## Short task
Find every line in the records below that holds the word "name" and copy it.

::::::

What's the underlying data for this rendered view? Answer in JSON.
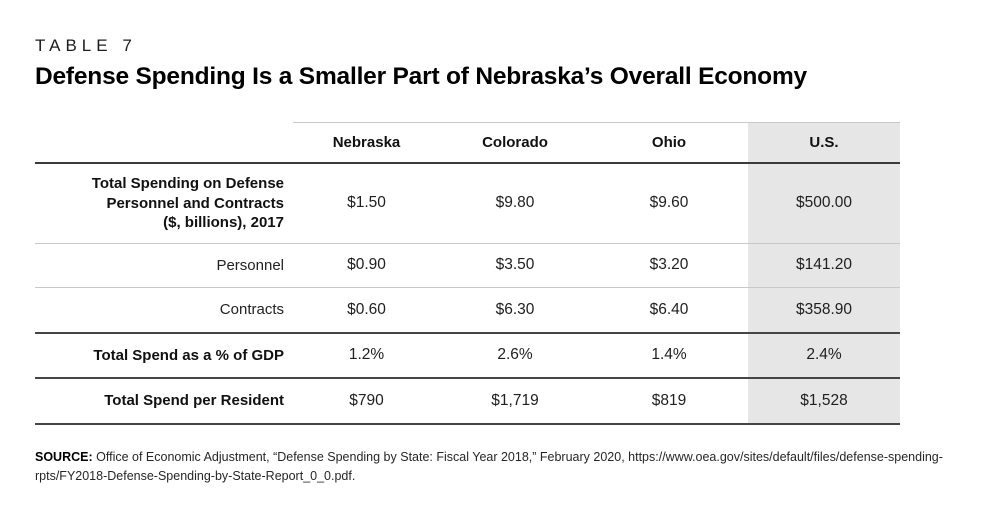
{
  "header": {
    "kicker": "TABLE 7",
    "title": "Defense Spending Is a Smaller Part of Nebraska’s Overall Economy"
  },
  "chart_data": {
    "type": "table",
    "title": "Defense Spending Is a Smaller Part of Nebraska’s Overall Economy",
    "columns": [
      "",
      "Nebraska",
      "Colorado",
      "Ohio",
      "U.S."
    ],
    "highlighted_column": "U.S.",
    "rows": [
      {
        "label": "Total Spending on Defense Personnel and Contracts ($, billions), 2017",
        "sub": false,
        "values": [
          "$1.50",
          "$9.80",
          "$9.60",
          "$500.00"
        ]
      },
      {
        "label": "Personnel",
        "sub": true,
        "values": [
          "$0.90",
          "$3.50",
          "$3.20",
          "$141.20"
        ]
      },
      {
        "label": "Contracts",
        "sub": true,
        "values": [
          "$0.60",
          "$6.30",
          "$6.40",
          "$358.90"
        ]
      },
      {
        "label": "Total Spend as a % of GDP",
        "sub": false,
        "values": [
          "1.2%",
          "2.6%",
          "1.4%",
          "2.4%"
        ]
      },
      {
        "label": "Total Spend per Resident",
        "sub": false,
        "values": [
          "$790",
          "$1,719",
          "$819",
          "$1,528"
        ]
      }
    ]
  },
  "colors": {
    "highlight_column_bg": "#e6e6e6",
    "rule_dark": "#454545",
    "rule_light": "#c9c9c9",
    "text": "#1a1a1a"
  },
  "source": {
    "label": "SOURCE:",
    "text": " Office of Economic Adjustment, “Defense Spending by State: Fiscal Year 2018,” February 2020, https://www.oea.gov/sites/default/files/defense-spending-rpts/FY2018-Defense-Spending-by-State-Report_0_0.pdf."
  }
}
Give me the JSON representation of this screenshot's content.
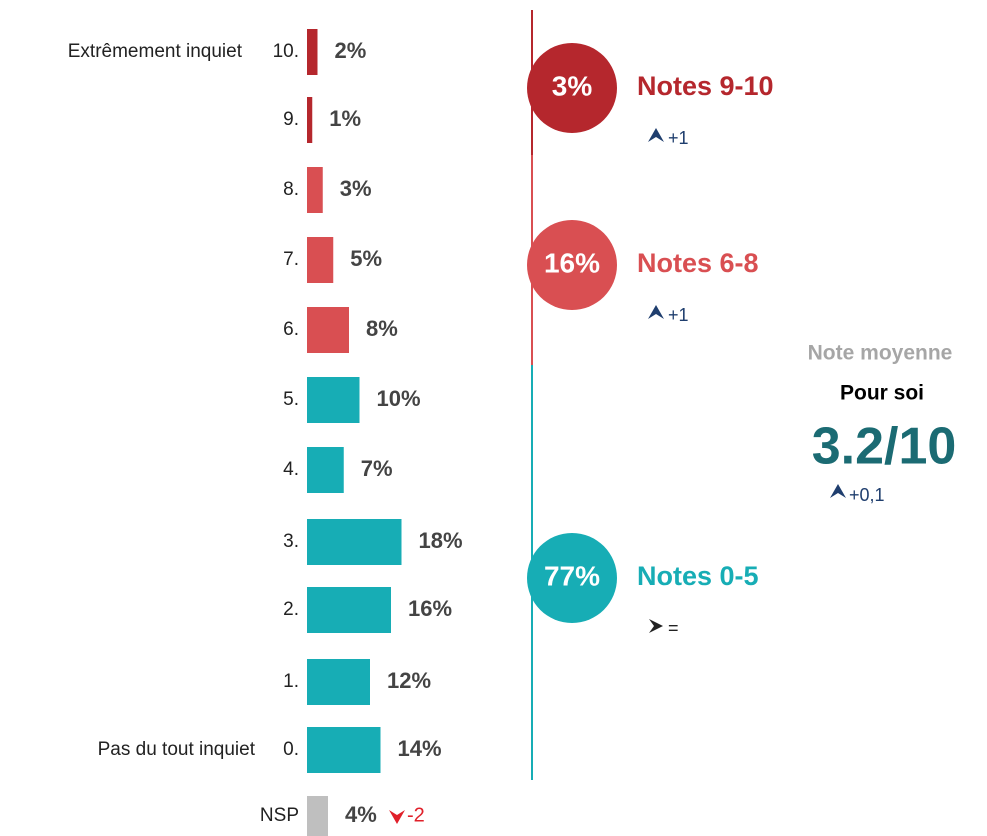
{
  "chart_data": {
    "type": "bar",
    "orientation": "horizontal",
    "categories": [
      "10.",
      "9.",
      "8.",
      "7.",
      "6.",
      "5.",
      "4.",
      "3.",
      "2.",
      "1.",
      "0.",
      "NSP"
    ],
    "values": [
      2,
      1,
      3,
      5,
      8,
      10,
      7,
      18,
      16,
      12,
      14,
      4
    ],
    "value_labels": [
      "2%",
      "1%",
      "3%",
      "5%",
      "8%",
      "10%",
      "7%",
      "18%",
      "16%",
      "12%",
      "14%",
      "4%"
    ],
    "colors": [
      "#b5272d",
      "#b5272d",
      "#d94f52",
      "#d94f52",
      "#d94f52",
      "#17adb5",
      "#17adb5",
      "#17adb5",
      "#17adb5",
      "#17adb5",
      "#17adb5",
      "#bfbfbf"
    ],
    "scale_labels": {
      "top": "Extrêmement inquiet",
      "bottom": "Pas du tout inquiet"
    },
    "nsp_change": {
      "label": "-2",
      "trend": "down",
      "color": "#e0202a"
    },
    "groups": [
      {
        "share": "3%",
        "name": "Notes 9-10",
        "change": "+1",
        "trend": "up",
        "color": "#b5272d"
      },
      {
        "share": "16%",
        "name": "Notes 6-8",
        "change": "+1",
        "trend": "up",
        "color": "#d94f52"
      },
      {
        "share": "77%",
        "name": "Notes 0-5",
        "change": "=",
        "trend": "flat",
        "color": "#17adb5"
      }
    ],
    "mean": {
      "title": "Note moyenne",
      "subtitle": "Pour soi",
      "value": "3.2/10",
      "change": "+0,1",
      "trend": "up"
    }
  }
}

::::::

## Problem solution
        "name": "Notes 9-10",
        "name": "Notes 6-8",
        "name": "Notes 0-5",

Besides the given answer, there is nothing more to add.